## Excerpt from a dataset
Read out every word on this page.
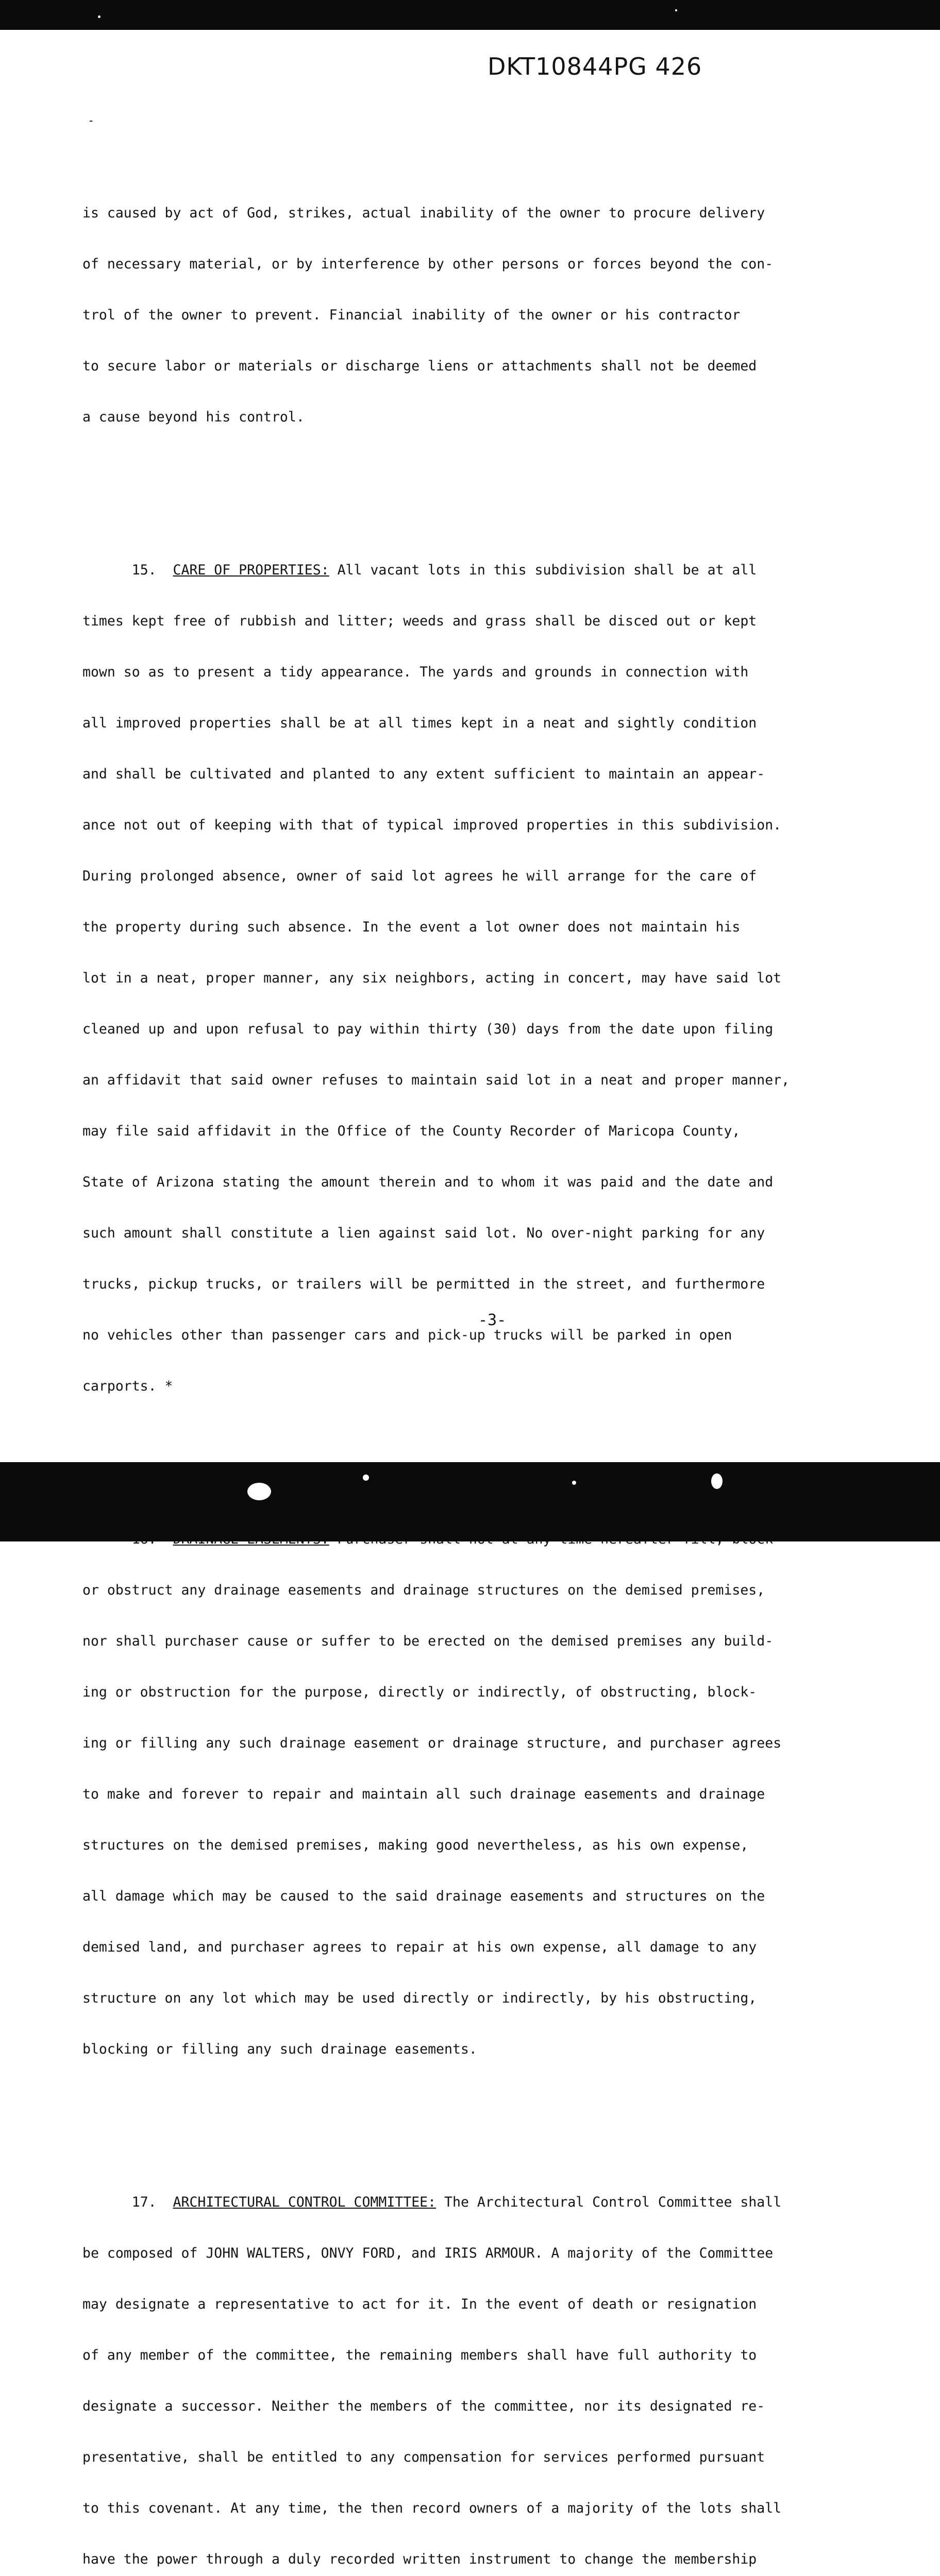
DKT10844PG 426
-

is caused by act of God, strikes, actual inability of the owner to procure delivery

of necessary material, or by interference by other persons or forces beyond the con-

trol of the owner to prevent. Financial inability of the owner or his contractor

to secure labor or materials or discharge liens or attachments shall not be deemed

a cause beyond his control.

15. CARE OF PROPERTIES: All vacant lots in this subdivision shall be at all

times kept free of rubbish and litter; weeds and grass shall be disced out or kept

mown so as to present a tidy appearance. The yards and grounds in connection with

all improved properties shall be at all times kept in a neat and sightly condition

and shall be cultivated and planted to any extent sufficient to maintain an appear-

ance not out of keeping with that of typical improved properties in this subdivision.

During prolonged absence, owner of said lot agrees he will arrange for the care of

the property during such absence. In the event a lot owner does not maintain his

lot in a neat, proper manner, any six neighbors, acting in concert, may have said lot

cleaned up and upon refusal to pay within thirty (30) days from the date upon filing

an affidavit that said owner refuses to maintain said lot in a neat and proper manner,

may file said affidavit in the Office of the County Recorder of Maricopa County,

State of Arizona stating the amount therein and to whom it was paid and the date and

such amount shall constitute a lien against said lot. No over-night parking for any

trucks, pickup trucks, or trailers will be permitted in the street, and furthermore

no vehicles other than passenger cars and pick-up trucks will be parked in open

carports. *

or obstruct any drainage easements and drainage structures on the demised premises,

nor shall purchaser cause or suffer to be erected on the demised premises any build-

ing or obstruction for the purpose, directly or indirectly, of obstructing, block-

ing or filling any such drainage easement or drainage structure, and purchaser agrees

to make and forever to repair and maintain all such drainage easements and drainage

structures on the demised premises, making good nevertheless, as his own expense,

all damage which may be caused to the said drainage easements and structures on the

demised land, and purchaser agrees to repair at his own expense, all damage to any

structure on any lot which may be used directly or indirectly, by his obstructing,

blocking or filling any such drainage easements.

17. ARCHITECTURAL CONTROL COMMITTEE: The Architectural Control Committee shall

be composed of JOHN WALTERS, ONVY FORD, and IRIS ARMOUR. A majority of the Committee

may designate a representative to act for it. In the event of death or resignation

of any member of the committee, the remaining members shall have full authority to

designate a successor. Neither the members of the committee, nor its designated re-

presentative, shall be entitled to any compensation for services performed pursuant

to this covenant. At any time, the then record owners of a majority of the lots shall

have the power through a duly recorded written instrument to change the membership

-3-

## Your goal
Copy out the data above exactly, except the pictures.

## Response for this exercise
Read out every word on this page.
DKT10844PG 426
-

is caused by act of God, strikes, actual inability of the owner to procure delivery

of necessary material, or by interference by other persons or forces beyond the con-

trol of the owner to prevent. Financial inability of the owner or his contractor

to secure labor or materials or discharge liens or attachments shall not be deemed

a cause beyond his control.

15. CARE OF PROPERTIES: All vacant lots in this subdivision shall be at all

times kept free of rubbish and litter; weeds and grass shall be disced out or kept

mown so as to present a tidy appearance. The yards and grounds in connection with

all improved properties shall be at all times kept in a neat and sightly condition

and shall be cultivated and planted to any extent sufficient to maintain an appear-

ance not out of keeping with that of typical improved properties in this subdivision.

During prolonged absence, owner of said lot agrees he will arrange for the care of

the property during such absence. In the event a lot owner does not maintain his

lot in a neat, proper manner, any six neighbors, acting in concert, may have said lot

cleaned up and upon refusal to pay within thirty (30) days from the date upon filing

an affidavit that said owner refuses to maintain said lot in a neat and proper manner,

may file said affidavit in the Office of the County Recorder of Maricopa County,

State of Arizona stating the amount therein and to whom it was paid and the date and

such amount shall constitute a lien against said lot. No over-night parking for any

trucks, pickup trucks, or trailers will be permitted in the street, and furthermore

no vehicles other than passenger cars and pick-up trucks will be parked in open

carports. *

or obstruct any drainage easements and drainage structures on the demised premises,

nor shall purchaser cause or suffer to be erected on the demised premises any build-

ing or obstruction for the purpose, directly or indirectly, of obstructing, block-

ing or filling any such drainage easement or drainage structure, and purchaser agrees

to make and forever to repair and maintain all such drainage easements and drainage

structures on the demised premises, making good nevertheless, as his own expense,

all damage which may be caused to the said drainage easements and structures on the

demised land, and purchaser agrees to repair at his own expense, all damage to any

structure on any lot which may be used directly or indirectly, by his obstructing,

blocking or filling any such drainage easements.

17. ARCHITECTURAL CONTROL COMMITTEE: The Architectural Control Committee shall

be composed of JOHN WALTERS, ONVY FORD, and IRIS ARMOUR. A majority of the Committee

may designate a representative to act for it. In the event of death or resignation

of any member of the committee, the remaining members shall have full authority to

designate a successor. Neither the members of the committee, nor its designated re-

presentative, shall be entitled to any compensation for services performed pursuant

to this covenant. At any time, the then record owners of a majority of the lots shall

have the power through a duly recorded written instrument to change the membership

-3-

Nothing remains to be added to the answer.